Task details: In the listing below, find every line containing "marker" and copy it out.

Material provided:

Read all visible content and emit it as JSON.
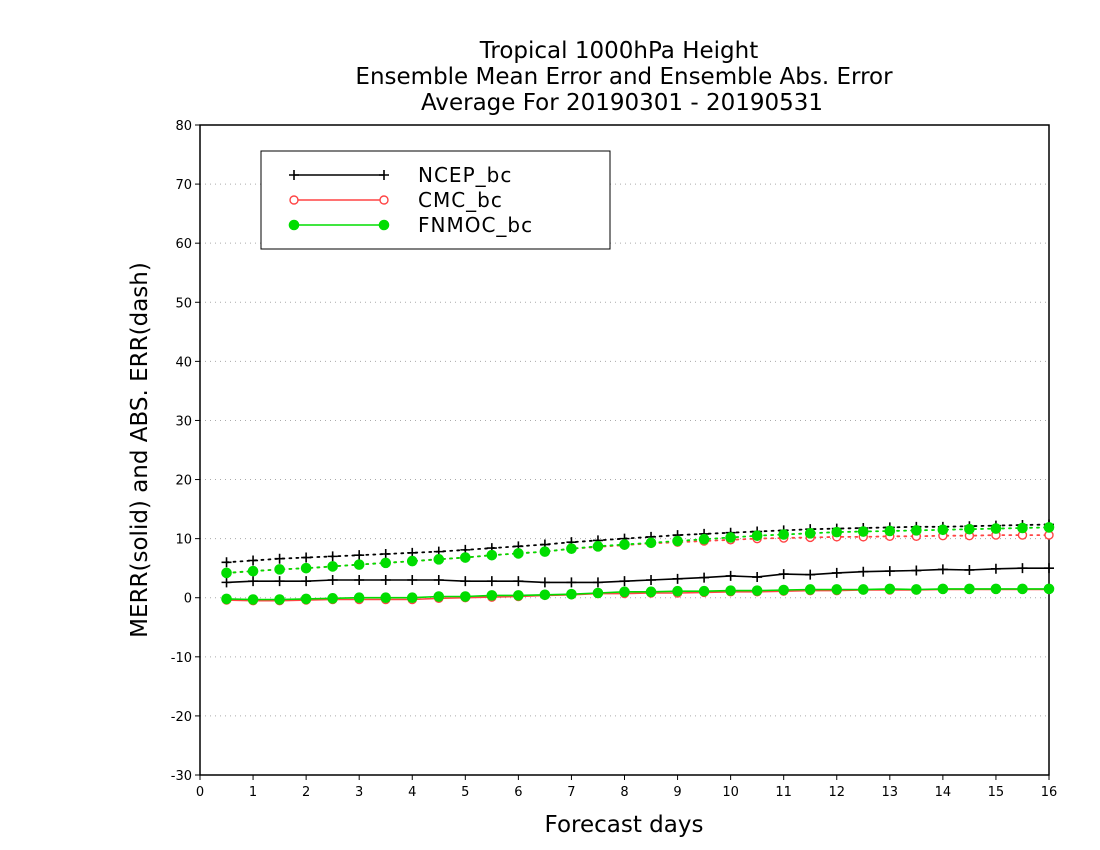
{
  "chart_data": {
    "type": "line",
    "title": [
      "Tropical 1000hPa Height",
      "Ensemble Mean Error and Ensemble Abs. Error",
      "Average For 20190301 - 20190531"
    ],
    "xlabel": "Forecast days",
    "ylabel": "MERR(solid) and ABS. ERR(dash)",
    "xlim": [
      0,
      16
    ],
    "ylim": [
      -30,
      80
    ],
    "xticks": [
      "0",
      "1",
      "2",
      "3",
      "4",
      "5",
      "6",
      "7",
      "8",
      "9",
      "10",
      "11",
      "12",
      "13",
      "14",
      "15",
      "16"
    ],
    "yticks": [
      "-30",
      "-20",
      "-10",
      "0",
      "10",
      "20",
      "30",
      "40",
      "50",
      "60",
      "70",
      "80"
    ],
    "grid": "horizontal dotted",
    "legend_position": "top-left",
    "x": [
      0.5,
      1,
      1.5,
      2,
      2.5,
      3,
      3.5,
      4,
      4.5,
      5,
      5.5,
      6,
      6.5,
      7,
      7.5,
      8,
      8.5,
      9,
      9.5,
      10,
      10.5,
      11,
      11.5,
      12,
      12.5,
      13,
      13.5,
      14,
      14.5,
      15,
      15.5,
      16
    ],
    "series": [
      {
        "name": "NCEP_bc",
        "color": "#000000",
        "marker": "plus",
        "merr": [
          2.6,
          2.8,
          2.8,
          2.8,
          3.0,
          3.0,
          3.0,
          3.0,
          3.0,
          2.8,
          2.8,
          2.8,
          2.6,
          2.6,
          2.6,
          2.8,
          3.0,
          3.2,
          3.4,
          3.7,
          3.5,
          4.0,
          3.9,
          4.2,
          4.4,
          4.5,
          4.6,
          4.8,
          4.7,
          4.9,
          5.0,
          5.0
        ],
        "abs_err": [
          6.0,
          6.3,
          6.6,
          6.8,
          7.0,
          7.2,
          7.4,
          7.6,
          7.8,
          8.1,
          8.4,
          8.7,
          9.0,
          9.4,
          9.7,
          10.0,
          10.3,
          10.6,
          10.8,
          11.0,
          11.2,
          11.4,
          11.6,
          11.7,
          11.8,
          11.9,
          12.0,
          12.0,
          12.1,
          12.2,
          12.3,
          12.4
        ]
      },
      {
        "name": "CMC_bc",
        "color": "#ff4444",
        "marker": "open-circle",
        "merr": [
          -0.4,
          -0.5,
          -0.5,
          -0.4,
          -0.3,
          -0.3,
          -0.3,
          -0.3,
          -0.1,
          0.0,
          0.1,
          0.2,
          0.4,
          0.5,
          0.7,
          0.7,
          0.8,
          0.8,
          0.9,
          1.0,
          1.0,
          1.1,
          1.2,
          1.2,
          1.3,
          1.3,
          1.3,
          1.4,
          1.4,
          1.4,
          1.4,
          1.4
        ],
        "abs_err": [
          4.2,
          4.5,
          4.8,
          5.0,
          5.3,
          5.6,
          5.9,
          6.2,
          6.5,
          6.8,
          7.2,
          7.5,
          7.8,
          8.3,
          8.6,
          8.9,
          9.2,
          9.4,
          9.6,
          9.8,
          10.0,
          10.1,
          10.2,
          10.3,
          10.3,
          10.4,
          10.4,
          10.5,
          10.5,
          10.6,
          10.6,
          10.6
        ]
      },
      {
        "name": "FNMOC_bc",
        "color": "#00dd00",
        "marker": "filled-circle",
        "merr": [
          -0.2,
          -0.3,
          -0.3,
          -0.2,
          -0.1,
          0.0,
          0.0,
          0.0,
          0.2,
          0.2,
          0.4,
          0.4,
          0.5,
          0.6,
          0.8,
          1.0,
          1.0,
          1.1,
          1.1,
          1.2,
          1.2,
          1.3,
          1.4,
          1.4,
          1.4,
          1.5,
          1.4,
          1.5,
          1.5,
          1.5,
          1.5,
          1.5
        ],
        "abs_err": [
          4.2,
          4.5,
          4.8,
          5.0,
          5.3,
          5.6,
          5.9,
          6.2,
          6.5,
          6.8,
          7.2,
          7.5,
          7.8,
          8.3,
          8.7,
          9.0,
          9.3,
          9.6,
          9.9,
          10.2,
          10.5,
          10.7,
          10.9,
          11.1,
          11.2,
          11.3,
          11.4,
          11.5,
          11.6,
          11.7,
          11.8,
          11.9
        ]
      }
    ]
  }
}
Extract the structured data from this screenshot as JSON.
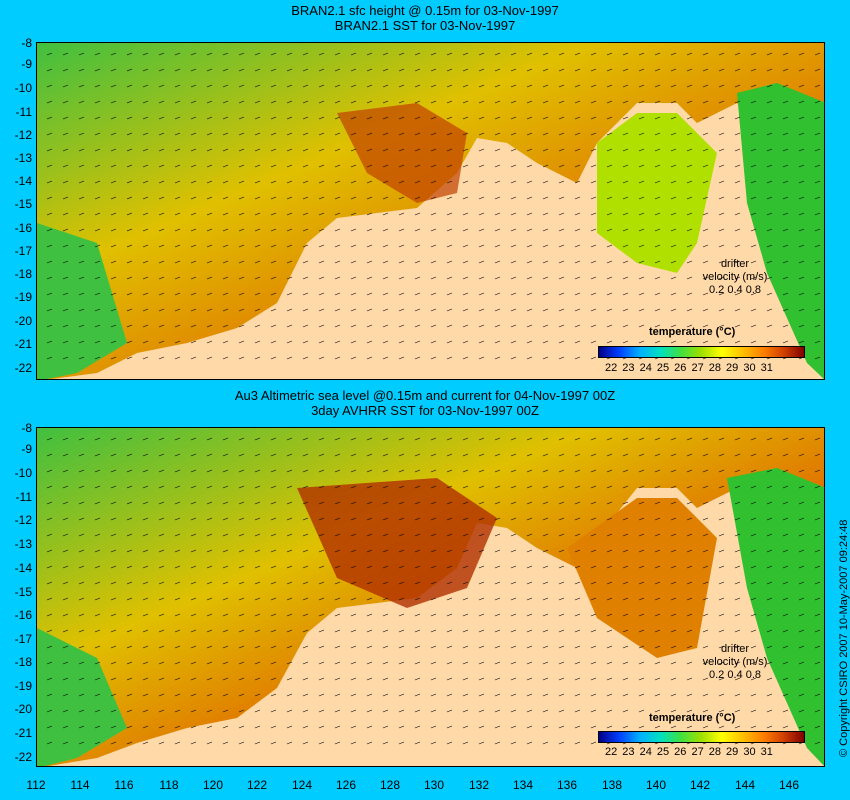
{
  "top_panel": {
    "title_line1": "BRAN2.1 sfc height @ 0.15m for 03-Nov-1997",
    "title_line2": "BRAN2.1 SST for 03-Nov-1997"
  },
  "bottom_panel": {
    "title_line1": "Au3 Altimetric sea level  @0.15m and current for 04-Nov-1997 00Z",
    "title_line2": "3day AVHRR SST for 03-Nov-1997 00Z"
  },
  "y_axis_labels": [
    "-8",
    "-9",
    "-10",
    "-11",
    "-12",
    "-13",
    "-14",
    "-15",
    "-16",
    "-17",
    "-18",
    "-19",
    "-20",
    "-21",
    "-22"
  ],
  "x_axis_labels": [
    "112",
    "114",
    "116",
    "118",
    "120",
    "122",
    "124",
    "126",
    "128",
    "130",
    "132",
    "134",
    "136",
    "138",
    "140",
    "142",
    "144",
    "146"
  ],
  "colorbar": {
    "title": "temperature (°C)",
    "ticks": "22 23 24 25 26 27 28 29 30 31",
    "colors": [
      "#00008b",
      "#0040ff",
      "#00b0ff",
      "#00e0c0",
      "#40e040",
      "#a0e000",
      "#ffff00",
      "#ffc000",
      "#ff8000",
      "#d04000",
      "#800000"
    ]
  },
  "drifter_legend": {
    "line1": "drifter",
    "line2": "velocity (m/s)",
    "line3": "0.2 0.4 0.8"
  },
  "copyright": "© Copyright CSIRO 2007    10-May-2007 09:24:48",
  "colors": {
    "background": "#00ccff",
    "land": "#ffd9a8"
  }
}
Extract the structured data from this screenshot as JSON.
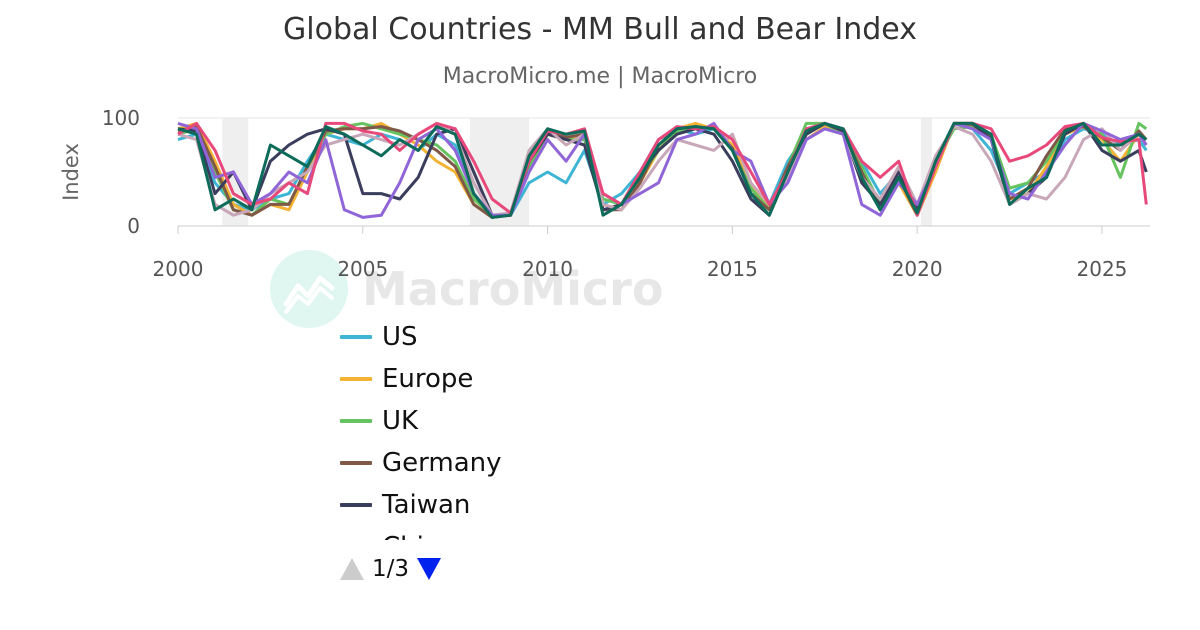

Output below:
        "marker": "plus",
        "marker": "open-circle",
        "marker": "filled-circle",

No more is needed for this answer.